Requirement:
Identify, in the records below, every line where the string "margin" appears, and copy each such line.

════════

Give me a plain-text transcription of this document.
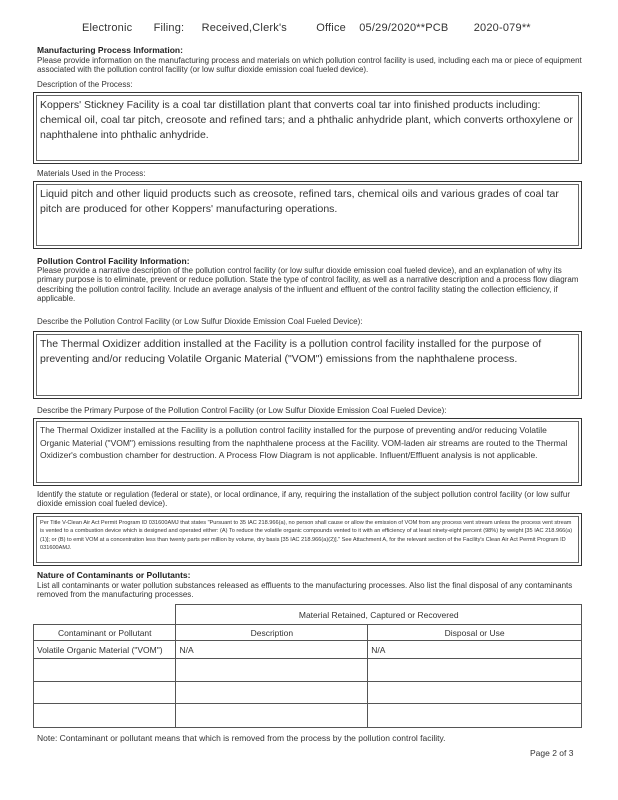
Electronic Filing: Received,Clerk's	Office 05/29/2020**PCB 2020-079**
Manufacturing Process Information:
Please provide information on the manufacturing process and materials on which pollution control facility is used, including each ma or piece of equipment associated with the pollution control facility (or low sulfur dioxide emission coal fueled device).
Description of the Process:
Koppers' Stickney Facility is a coal tar distillation plant that converts coal tar into finished products including: chemical oil, coal tar pitch, creosote and refined tars; and a phthalic anhydride plant, which converts orthoxylene or naphthalene into phthalic anhydride.
Materials Used in the Process:
Liquid pitch and other liquid products such as creosote, refined tars, chemical oils and various grades of coal tar pitch are produced for other Koppers' manufacturing operations.
Pollution Control Facility Information:
Please provide a narrative description of the pollution control facility (or low sulfur dioxide emission coal fueled device), and an explanation of why its primary purpose is to eliminate, prevent or reduce pollution. State the type of control facility, as well as a narrative description and a process flow diagram describing the pollution control facility. Include an average analysis of the influent and effluent of the control facility stating the collection efficiency, if applicable.
Describe the Pollution Control Facility (or Low Sulfur Dioxide Emission Coal Fueled Device):
The Thermal Oxidizer addition installed at the Facility is a pollution control facility installed for the purpose of preventing and/or reducing Volatile Organic Material ("VOM") emissions from the naphthalene process.
Describe the Primary Purpose of the Pollution Control Facility (or Low Sulfur Dioxide Emission Coal Fueled Device):
The Thermal Oxidizer installed at the Facility is a pollution control facility installed for the purpose of preventing and/or reducing Volatile Organic Material ("VOM") emissions resulting from the naphthalene process at the Facility. VOM-laden air streams are routed to the Thermal Oxidizer's combustion chamber for destruction. A Process Flow Diagram is not applicable. Influent/Effluent analysis is not applicable.
Identify the statute or regulation (federal or state), or local ordinance, if any, requiring the installation of the subject pollution control facility (or low sulfur dioxide emission coal fueled device).
Per Title V-Clean Air Act Permit Program ID 031600AMJ that states "Pursuant to 35 IAC 218.966(a), no person shall cause or allow the emission of VOM from any process vent stream unless the process vent stream is vented to a combustion device which is designed and operated either: (A) To reduce the volatile organic compounds vented to it with an efficiency of at least ninety-eight percent (98%) by weight [35 IAC 218.966(a)(1)]; or (B) to emit VOM at a concentration less than twenty parts per million by volume, dry basis [35 IAC 218.966(a)(2)]." See Attachment A, for the relevant section of the Facility's Clean Air Act Permit Program ID 031600AMJ.
Nature of Contaminants or Pollutants:
List all contaminants or water pollution substances released as effluents to the manufacturing processes. Also list the final disposal of any contaminants removed from the manufacturing processes.
	Material Retained, Captured or Recovered	
Contaminant or Pollutant	Description	Disposal or Use
Volatile Organic Material ("VOM")	N/A	N/A

Note: Contaminant or pollutant means that which is removed from the process by the pollution control facility.
Page 2 of 3
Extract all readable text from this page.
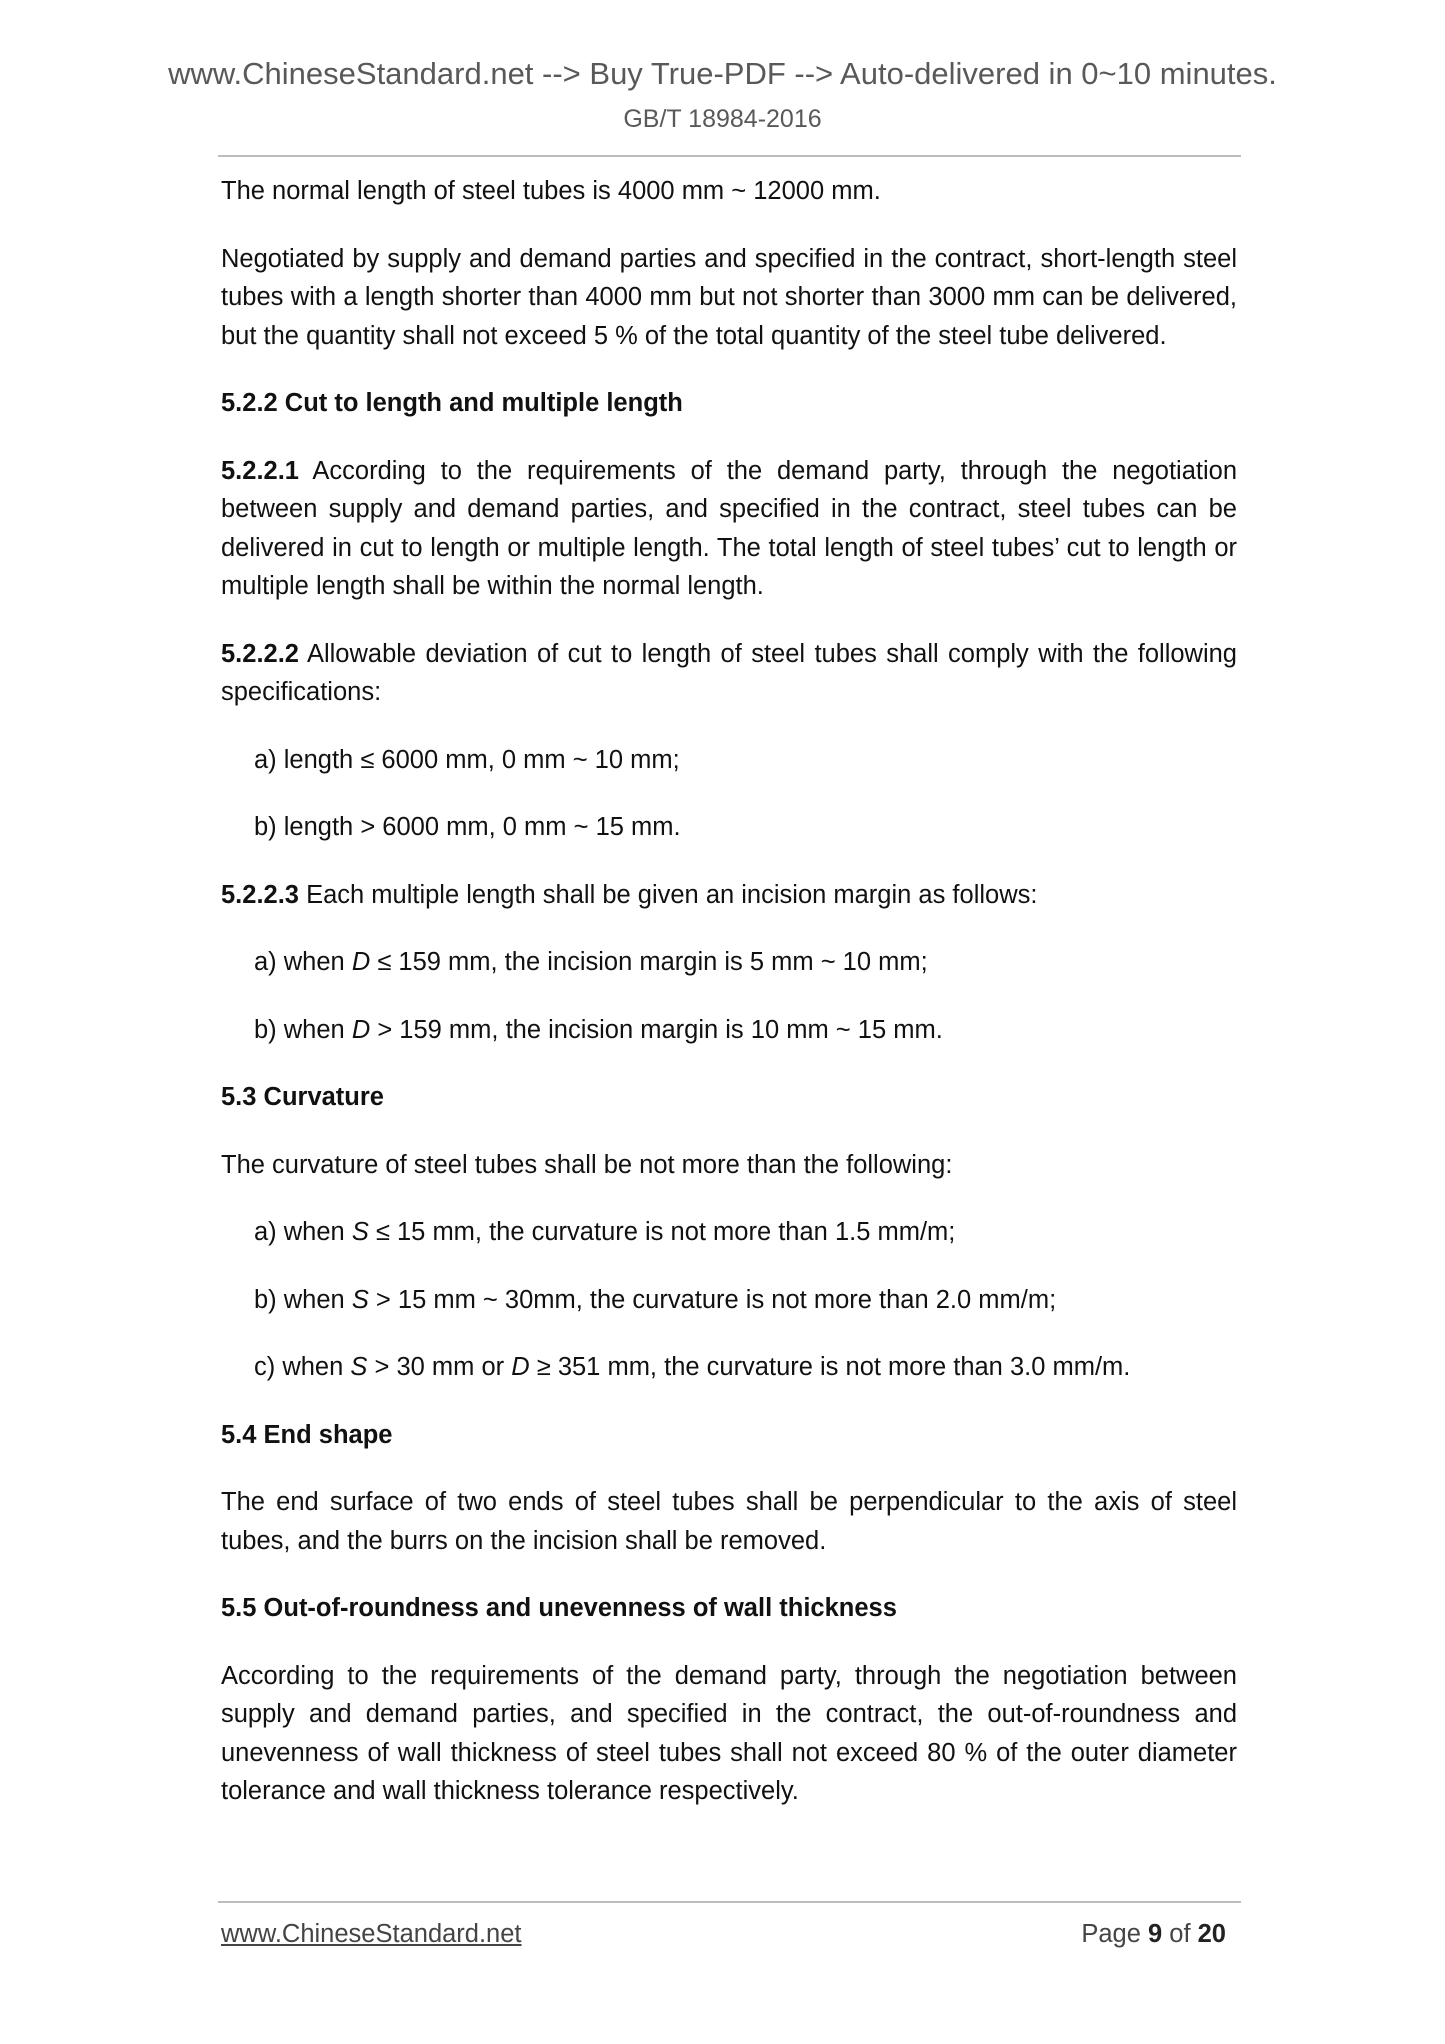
www.ChineseStandard.net --> Buy True-PDF --> Auto-delivered in 0~10 minutes.
GB/T 18984-2016

The normal length of steel tubes is 4000 mm ~ 12000 mm.

Negotiated by supply and demand parties and specified in the contract, short-length steel tubes with a length shorter than 4000 mm but not shorter than 3000 mm can be delivered, but the quantity shall not exceed 5 % of the total quantity of the steel tube delivered.

5.2.2 Cut to length and multiple length

5.2.2.1 According to the requirements of the demand party, through the negotiation between supply and demand parties, and specified in the contract, steel tubes can be delivered in cut to length or multiple length. The total length of steel tubes’ cut to length or multiple length shall be within the normal length.

5.2.2.2 Allowable deviation of cut to length of steel tubes shall comply with the following specifications:

a) length ≤ 6000 mm, 0 mm ~ 10 mm;

b) length > 6000 mm, 0 mm ~ 15 mm.

5.2.2.3 Each multiple length shall be given an incision margin as follows:

a) when D ≤ 159 mm, the incision margin is 5 mm ~ 10 mm;

b) when D > 159 mm, the incision margin is 10 mm ~ 15 mm.

5.3 Curvature

The curvature of steel tubes shall be not more than the following:

a) when S ≤ 15 mm, the curvature is not more than 1.5 mm/m;

b) when S > 15 mm ~ 30mm, the curvature is not more than 2.0 mm/m;

c) when S > 30 mm or D ≥ 351 mm, the curvature is not more than 3.0 mm/m.

5.4 End shape

The end surface of two ends of steel tubes shall be perpendicular to the axis of steel tubes, and the burrs on the incision shall be removed.

5.5 Out-of-roundness and unevenness of wall thickness

According to the requirements of the demand party, through the negotiation between supply and demand parties, and specified in the contract, the out-of-roundness and unevenness of wall thickness of steel tubes shall not exceed 80 % of the outer diameter tolerance and wall thickness tolerance respectively.

www.ChineseStandard.net	Page 9 of 20
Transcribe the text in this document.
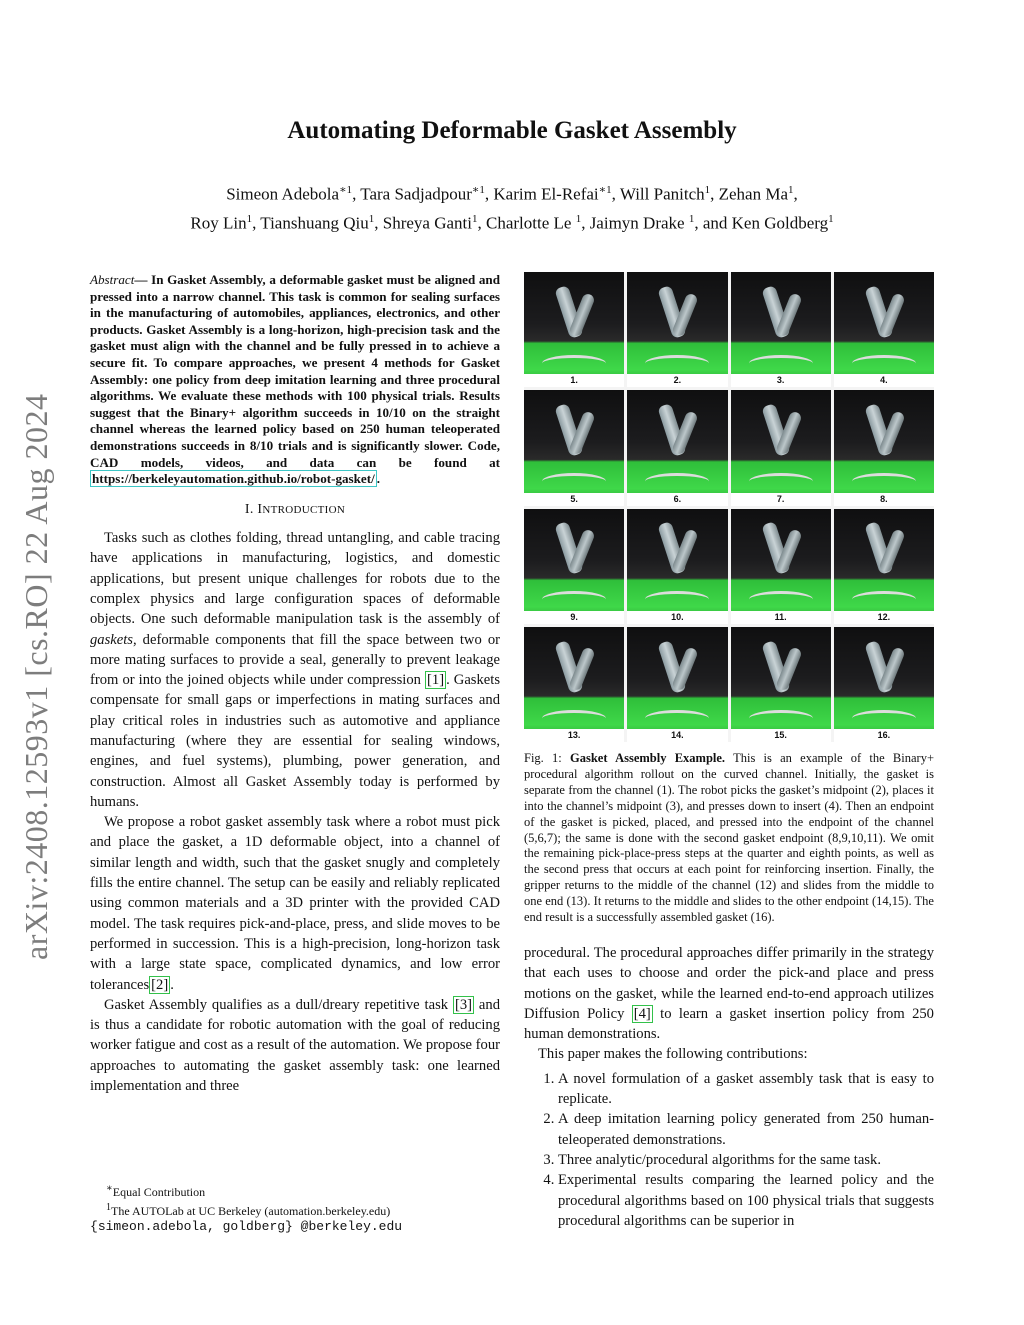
arXiv:2408.12593v1 [cs.RO] 22 Aug 2024
Automating Deformable Gasket Assembly
Simeon Adebola$^{∗1}$, Tara Sadjadpour$^{∗1}$, Karim El-Refai$^{∗1}$, Will Panitch$^1$, Zehan Ma$^1$,
Roy Lin$^1$, Tianshuang Qiu$^1$, Shreya Ganti$^1$, Charlotte Le $^1$, Jaimyn Drake $^1$, and Ken Goldberg$^1$
Abstract— In Gasket Assembly, a deformable gasket must be aligned and pressed into a narrow channel. This task is common for sealing surfaces in the manufacturing of automobiles, appliances, electronics, and other products. Gasket Assembly is a long-horizon, high-precision task and the gasket must align with the channel and be fully pressed in to achieve a secure fit. To compare approaches, we present 4 methods for Gasket Assembly: one policy from deep imitation learning and three procedural algorithms. We evaluate these methods with 100 physical trials. Results suggest that the Binary+ algorithm succeeds in 10/10 on the straight channel whereas the learned policy based on 250 human teleoperated demonstrations succeeds in 8/10 trials and is significantly slower. Code, CAD models, videos, and data can be found at https://berkeleyautomation.github.io/robot-gasket/ .
I. INTRODUCTION

Tasks such as clothes folding, thread untangling, and cable tracing have applications in manufacturing, logistics, and domestic applications, but present unique challenges for robots due to the complex physics and large configuration spaces of deformable objects. One such deformable manipulation task is the assembly of gaskets, deformable components that fill the space between two or more mating surfaces to provide a seal, generally to prevent leakage from or into the joined objects while under compression [1] . Gaskets compensate for small gaps or imperfections in mating surfaces and play critical roles in industries such as automotive and appliance manufacturing (where they are essential for sealing windows, engines, and fuel systems), plumbing, power generation, and construction. Almost all Gasket Assembly today is performed by humans.

We propose a robot gasket assembly task where a robot must pick and place the gasket, a 1D deformable object, into a channel of similar length and width, such that the gasket snugly and completely fills the entire channel. The setup can be easily and reliably replicated using common materials and a 3D printer with the provided CAD model. The task requires pick-and-place, press, and slide moves to be performed in succession. This is a high-precision, long-horizon task with a large state space, complicated dynamics, and low error tolerances [2] .

Gasket Assembly qualifies as a dull/dreary repetitive task [3] and is thus a candidate for robotic automation with the goal of reducing worker fatigue and cost as a result of the automation. We propose four approaches to automating the gasket assembly task: one learned implementation and three

∗Equal Contribution
$^1$The AUTOLab at UC Berkeley (automation.berkeley.edu)
{simeon.adebola, goldberg} @berkeley.edu
1.	2.	3.	4.
5.	6.	7.	8.
9.	10.	11.	12.
13.	14.	15.	16.
Fig. 1: Gasket Assembly Example. This is an example of the Binary+ procedural algorithm rollout on the curved channel. Initially, the gasket is separate from the channel (1). The robot picks the gasket’s midpoint (2), places it into the channel’s midpoint (3), and presses down to insert (4). Then an endpoint of the gasket is picked, placed, and pressed into the endpoint of the channel (5,6,7); the same is done with the second gasket endpoint (8,9,10,11). We omit the remaining pick-place-press steps at the quarter and eighth points, as well as the second press that occurs at each point for reinforcing insertion. Finally, the gripper returns to the middle of the channel (12) and slides from the middle to one end (13). It returns to the middle and slides to the other endpoint (14,15). The end result is a successfully assembled gasket (16).

procedural. The procedural approaches differ primarily in the strategy that each uses to choose and order the pick-and place and press motions on the gasket, while the learned end-to-end approach utilizes Diffusion Policy [4] to learn a gasket insertion policy from 250 human demonstrations.

This paper makes the following contributions:

1. A novel formulation of a gasket assembly task that is easy to replicate.
2. A deep imitation learning policy generated from 250 human-teleoperated demonstrations.
3. Three analytic/procedural algorithms for the same task.
4. Experimental results comparing the learned policy and the procedural algorithms based on 100 physical trials that suggests procedural algorithms can be superior in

════════

In response:
5.2.2.3 Each multiple length shall be given an incision margin as follows:
a) when D ≤ 159 mm, the incision margin is 5 mm ~ 10 mm;
b) when D > 159 mm, the incision margin is 10 mm ~ 15 mm.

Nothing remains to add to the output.